[GIVEN REQUEST]
Copy out, word for word, everything in the records below from the line containing "- legend-label: 20thC.125.02: [297, 132, 405, 152]" down to the very end of the records.

[RECORDS FOR THIS TASK]
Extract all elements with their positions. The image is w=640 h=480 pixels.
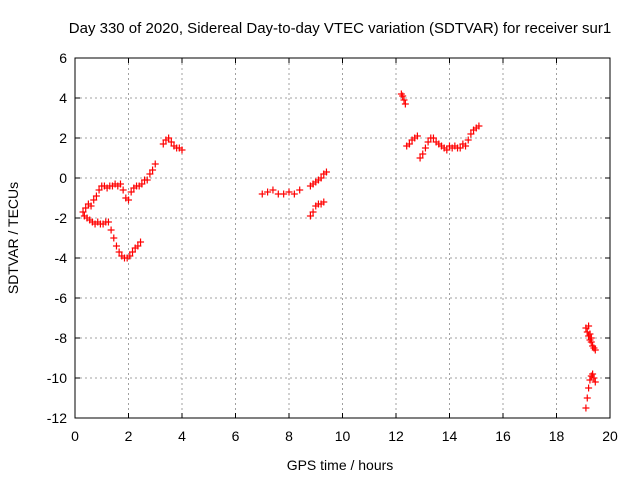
axis-ticks: 0 2 4 6 8 10 12 14 16 18 20 -12 -10 -8 -6 -4 -2 0 2 4 6: [47, 50, 618, 444]
data-point: [456, 144, 464, 152]
y-tick-label: -8: [55, 330, 68, 346]
data-point: [107, 226, 115, 234]
data-point: [258, 190, 266, 198]
data-point: [583, 394, 591, 402]
x-tick-label: 18: [549, 428, 565, 444]
data-point: [591, 378, 599, 386]
data-point: [401, 100, 409, 108]
data-point: [467, 130, 475, 138]
data-point: [116, 180, 124, 188]
data-point: [138, 180, 146, 188]
y-tick-label: 6: [59, 50, 67, 66]
data-point: [151, 160, 159, 168]
data-point: [137, 238, 145, 246]
x-tick-label: 6: [232, 428, 240, 444]
y-tick-label: -12: [47, 410, 67, 426]
x-tick-label: 8: [285, 428, 293, 444]
grid-lines: [75, 58, 610, 418]
data-point: [165, 134, 173, 142]
data-point: [322, 168, 330, 176]
data-point: [264, 188, 272, 196]
data-point: [79, 208, 87, 216]
data-point: [306, 212, 314, 220]
data-point: [143, 176, 151, 184]
data-point: [92, 192, 100, 200]
data-point: [443, 146, 451, 154]
data-point: [587, 334, 595, 342]
data-point: [115, 248, 123, 256]
data-point: [589, 370, 597, 378]
y-tick-label: -4: [55, 250, 68, 266]
data-point: [591, 346, 599, 354]
data-point: [126, 252, 134, 260]
data-point: [399, 92, 407, 100]
data-point: [320, 198, 328, 206]
data-point: [149, 166, 157, 174]
data-point: [429, 134, 437, 142]
x-axis-label: GPS time / hours: [287, 457, 394, 473]
data-point: [586, 330, 594, 338]
y-tick-label: -10: [47, 370, 67, 386]
x-tick-label: 20: [602, 428, 618, 444]
data-point: [90, 196, 98, 204]
data-point: [585, 322, 593, 330]
x-tick-label: 0: [71, 428, 79, 444]
y-tick-label: 4: [59, 90, 67, 106]
y-tick-label: 2: [59, 130, 67, 146]
data-point: [146, 170, 154, 178]
data-point: [464, 136, 472, 144]
data-markers: [79, 90, 599, 412]
y-tick-label: 0: [59, 170, 67, 186]
data-point: [413, 132, 421, 140]
y-tick-label: -6: [55, 290, 68, 306]
data-point: [405, 140, 413, 148]
x-tick-label: 14: [442, 428, 458, 444]
y-tick-label: -2: [55, 210, 68, 226]
data-point: [178, 146, 186, 154]
data-point: [167, 138, 175, 146]
data-point: [475, 122, 483, 130]
data-point: [104, 218, 112, 226]
data-point: [400, 96, 408, 104]
data-point: [95, 186, 103, 194]
x-tick-label: 16: [495, 428, 511, 444]
data-point: [280, 190, 288, 198]
data-point: [110, 234, 118, 242]
data-point: [424, 138, 432, 146]
data-point: [416, 154, 424, 162]
data-point: [419, 150, 427, 158]
data-point: [134, 242, 142, 250]
data-point: [585, 384, 593, 392]
data-point: [421, 144, 429, 152]
data-point: [82, 204, 90, 212]
x-tick-label: 12: [388, 428, 404, 444]
data-point: [269, 186, 277, 194]
data-point: [582, 404, 590, 412]
data-point: [290, 190, 298, 198]
data-point: [119, 186, 127, 194]
chart-title: Day 330 of 2020, Sidereal Day-to-day VTE…: [69, 20, 611, 37]
data-point: [317, 174, 325, 182]
data-point: [285, 188, 293, 196]
data-point: [462, 142, 470, 150]
data-point: [586, 376, 594, 384]
x-tick-label: 10: [335, 428, 351, 444]
x-tick-label: 4: [178, 428, 186, 444]
data-point: [309, 208, 317, 216]
data-point: [87, 202, 95, 210]
data-point: [159, 140, 167, 148]
y-axis-label: SDTVAR / TECUs: [5, 182, 21, 294]
data-point: [127, 188, 135, 196]
data-point: [125, 196, 132, 204]
data-point: [590, 374, 598, 382]
x-tick-label: 2: [125, 428, 133, 444]
data-point: [129, 248, 137, 256]
data-point: [112, 242, 120, 250]
data-point: [296, 186, 304, 194]
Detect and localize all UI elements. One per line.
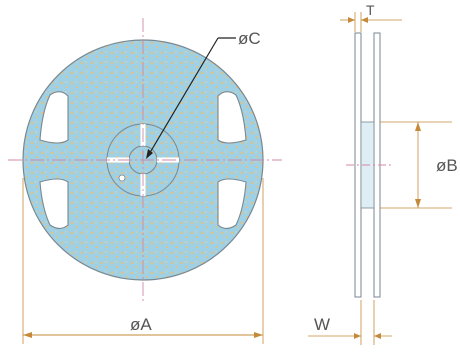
width-w-label: W [314, 315, 330, 334]
diameter-c-arrow [146, 149, 153, 159]
diameter-a-arrow-right [254, 332, 263, 338]
diameter-b-arrow-top [415, 122, 421, 131]
diameter-b-arrow-bottom [415, 199, 421, 208]
reel-window-left [39, 91, 69, 144]
width-w-arrow-left [354, 333, 361, 339]
reel-window-right-lower [217, 178, 247, 230]
width-w-arrow-right [374, 333, 381, 339]
reel-side-view: T øB W [308, 2, 458, 345]
reel-hub-hole [118, 174, 126, 182]
thickness-t-arrow-left [348, 17, 355, 23]
reel-front-view: øC øA [8, 18, 282, 344]
reel-window-right [217, 91, 247, 144]
reel-window-left-lower [39, 178, 69, 230]
diameter-b-label: øB [436, 156, 458, 175]
thickness-t-arrow-right [361, 17, 368, 23]
thickness-t-label: T [366, 2, 375, 18]
diameter-c-label: øC [238, 29, 261, 48]
diameter-c-leader [147, 37, 219, 157]
diameter-a-arrow-left [23, 332, 32, 338]
diameter-a-label: øA [130, 315, 152, 334]
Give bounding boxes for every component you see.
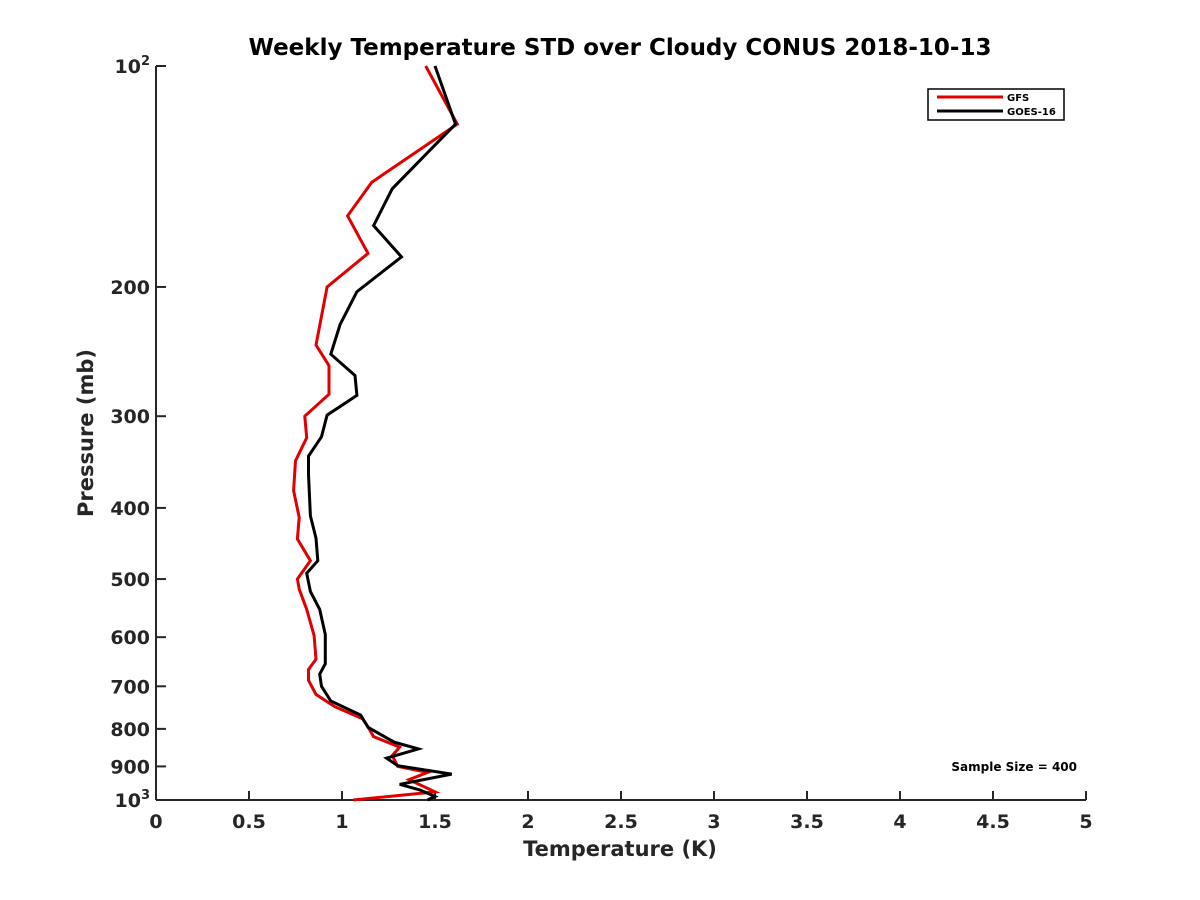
sample-size-annotation: Sample Size = 400 — [951, 760, 1077, 774]
x-tick-label: 1.5 — [418, 811, 452, 833]
y-tick-label: 800 — [110, 719, 150, 741]
legend: GFS GOES-16 — [927, 88, 1065, 121]
y-tick-label: 103 — [115, 788, 151, 812]
x-tick-label: 5 — [1079, 811, 1092, 833]
y-tick-label: 102 — [115, 54, 151, 78]
axes: 0 0.5 1 1.5 2 2.5 3 3.5 4 4.5 5 102 200 300 400 500 600 7… — [110, 54, 1092, 833]
y-tick-label: 600 — [110, 627, 150, 649]
y-tick-label: 200 — [110, 277, 150, 299]
x-tick-label: 3.5 — [790, 811, 824, 833]
y-tick-label: 500 — [110, 569, 150, 591]
x-tick-label: 2 — [521, 811, 534, 833]
y-tick-label: 900 — [110, 756, 150, 778]
x-tick-label: 4.5 — [976, 811, 1010, 833]
chart-title: Weekly Temperature STD over Cloudy CONUS… — [249, 35, 992, 61]
legend-label-goes16: GOES-16 — [1007, 107, 1056, 118]
y-tick-label: 300 — [110, 406, 150, 428]
x-tick-label: 3 — [707, 811, 720, 833]
x-axis-label: Temperature (K) — [523, 837, 717, 861]
series-line-gfs — [292, 65, 460, 802]
y-tick-label: 400 — [110, 498, 150, 520]
x-tick-label: 4 — [893, 811, 906, 833]
x-tick-label: 2.5 — [604, 811, 638, 833]
y-axis-label: Pressure (mb) — [74, 349, 98, 517]
legend-box — [927, 88, 1065, 121]
x-tick-label: 1 — [335, 811, 348, 833]
series-line-goes16 — [305, 65, 458, 802]
x-tick-label: 0 — [149, 811, 162, 833]
x-tick-label: 0.5 — [232, 811, 266, 833]
y-tick-label: 700 — [110, 676, 150, 698]
legend-label-gfs: GFS — [1007, 93, 1029, 104]
plot-area-series — [292, 65, 460, 802]
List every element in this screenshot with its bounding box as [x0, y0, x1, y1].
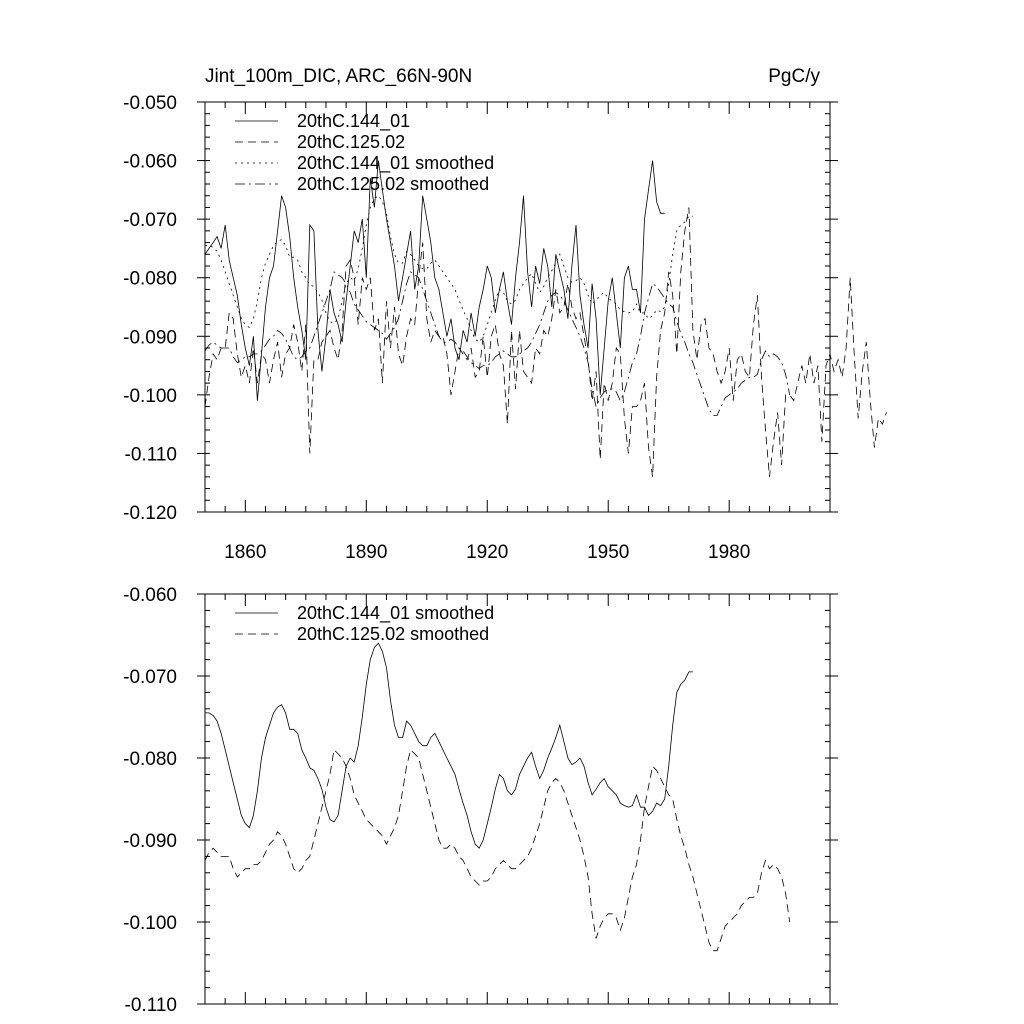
- legend-label: 20thC.125.02: [297, 132, 405, 152]
- y-tick-label: -0.090: [123, 327, 177, 348]
- legend-label: 20thC.144_01 smoothed: [297, 603, 494, 624]
- y-tick-label: -0.090: [123, 831, 177, 852]
- y-tick-label: -0.070: [123, 210, 177, 231]
- y-tick-label: -0.060: [123, 152, 177, 173]
- x-tick-label: 1920: [466, 542, 508, 563]
- x-tick-label: 1950: [587, 542, 629, 563]
- series-line: [204, 207, 887, 477]
- y-tick-label: -0.110: [125, 444, 177, 465]
- chart-bottom: -0.060 -0.070 -0.080 -0.090 -0.100 -0.110 20t…: [123, 585, 838, 1016]
- x-tick-label: 1890: [345, 542, 387, 563]
- chart-title: Jint_100m_DIC, ARC_66N-90N: [205, 66, 472, 87]
- x-tick-label: 1980: [708, 542, 750, 563]
- legend-label: 20thC.125.02 smoothed: [297, 174, 489, 194]
- series-line: [205, 195, 693, 343]
- chart-units: PgC/y: [768, 66, 820, 87]
- y-tick-label: -0.060: [123, 585, 177, 606]
- legend-label: 20thC.144_01: [297, 111, 410, 132]
- y-tick-label: -0.100: [123, 386, 177, 407]
- y-tick-label: -0.120: [123, 503, 177, 524]
- y-tick-label: -0.110: [125, 995, 177, 1016]
- plot-frame-bottom: [204, 593, 831, 1005]
- series-line: [204, 748, 791, 952]
- axis-ticks-top: 1860 1890 1920 1950 1980 -0.050 -0.060 -0.070 -0…: [123, 93, 838, 563]
- x-tick-label: 1860: [224, 542, 266, 563]
- legend-label: 20thC.125.02 smoothed: [297, 624, 489, 644]
- y-tick-label: -0.050: [123, 93, 177, 114]
- axis-ticks-bottom: -0.060 -0.070 -0.080 -0.090 -0.100 -0.110: [123, 585, 838, 1016]
- series-group-top: [204, 160, 887, 477]
- y-tick-label: -0.100: [123, 913, 177, 934]
- y-tick-label: -0.080: [123, 269, 177, 290]
- y-tick-label: -0.070: [123, 667, 177, 688]
- series-line: [205, 642, 693, 849]
- series-group-bottom: [204, 642, 791, 952]
- y-tick-label: -0.080: [123, 749, 177, 770]
- series-line: [204, 160, 665, 401]
- chart-top: Jint_100m_DIC, ARC_66N-90N PgC/y 1860 189…: [123, 66, 887, 563]
- series-line: [204, 271, 791, 416]
- legend-label: 20thC.144_01 smoothed: [297, 153, 494, 174]
- plot-frame-top: [204, 101, 831, 513]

[SOLUTION FOR THIS TASK]
- legend-label: 20thC.125.02: [297, 132, 405, 152]
- y-tick-label: -0.090: [123, 327, 177, 348]
- legend-label: 20thC.144_01 smoothed: [297, 603, 494, 624]
- y-tick-label: -0.090: [123, 831, 177, 852]
- y-tick-label: -0.070: [123, 210, 177, 231]
- y-tick-label: -0.060: [123, 152, 177, 173]
- x-tick-label: 1920: [466, 542, 508, 563]
- x-tick-label: 1950: [587, 542, 629, 563]
- series-line: [204, 207, 887, 477]
- y-tick-label: -0.110: [125, 444, 177, 465]
- chart-bottom: -0.060 -0.070 -0.080 -0.090 -0.100 -0.110 20t…: [123, 585, 838, 1016]
- x-tick-label: 1890: [345, 542, 387, 563]
- chart-title: Jint_100m_DIC, ARC_66N-90N: [205, 66, 472, 87]
- x-tick-label: 1980: [708, 542, 750, 563]
- legend-label: 20thC.125.02 smoothed: [297, 174, 489, 194]
- series-line: [205, 195, 693, 343]
- chart-units: PgC/y: [768, 66, 820, 87]
- y-tick-label: -0.060: [123, 585, 177, 606]
- legend-label: 20thC.144_01: [297, 111, 410, 132]
- y-tick-label: -0.100: [123, 386, 177, 407]
- y-tick-label: -0.120: [123, 503, 177, 524]
- y-tick-label: -0.110: [125, 995, 177, 1016]
- plot-frame-bottom: [204, 593, 831, 1005]
- series-line: [204, 748, 791, 952]
- axis-ticks-top: 1860 1890 1920 1950 1980 -0.050 -0.060 -0.070 -0…: [123, 93, 838, 563]
- x-tick-label: 1860: [224, 542, 266, 563]
- legend-label: 20thC.125.02 smoothed: [297, 624, 489, 644]
- y-tick-label: -0.050: [123, 93, 177, 114]
- axis-ticks-bottom: -0.060 -0.070 -0.080 -0.090 -0.100 -0.110: [123, 585, 838, 1016]
- series-group-top: [204, 160, 887, 477]
- y-tick-label: -0.100: [123, 913, 177, 934]
- y-tick-label: -0.080: [123, 269, 177, 290]
- y-tick-label: -0.070: [123, 667, 177, 688]
- series-line: [205, 642, 693, 849]
- series-group-bottom: [204, 642, 791, 952]
- y-tick-label: -0.080: [123, 749, 177, 770]
- series-line: [204, 160, 665, 401]
- chart-top: Jint_100m_DIC, ARC_66N-90N PgC/y 1860 189…: [123, 66, 887, 563]
- series-line: [204, 271, 791, 416]
- legend-label: 20thC.144_01 smoothed: [297, 153, 494, 174]
- plot-frame-top: [204, 101, 831, 513]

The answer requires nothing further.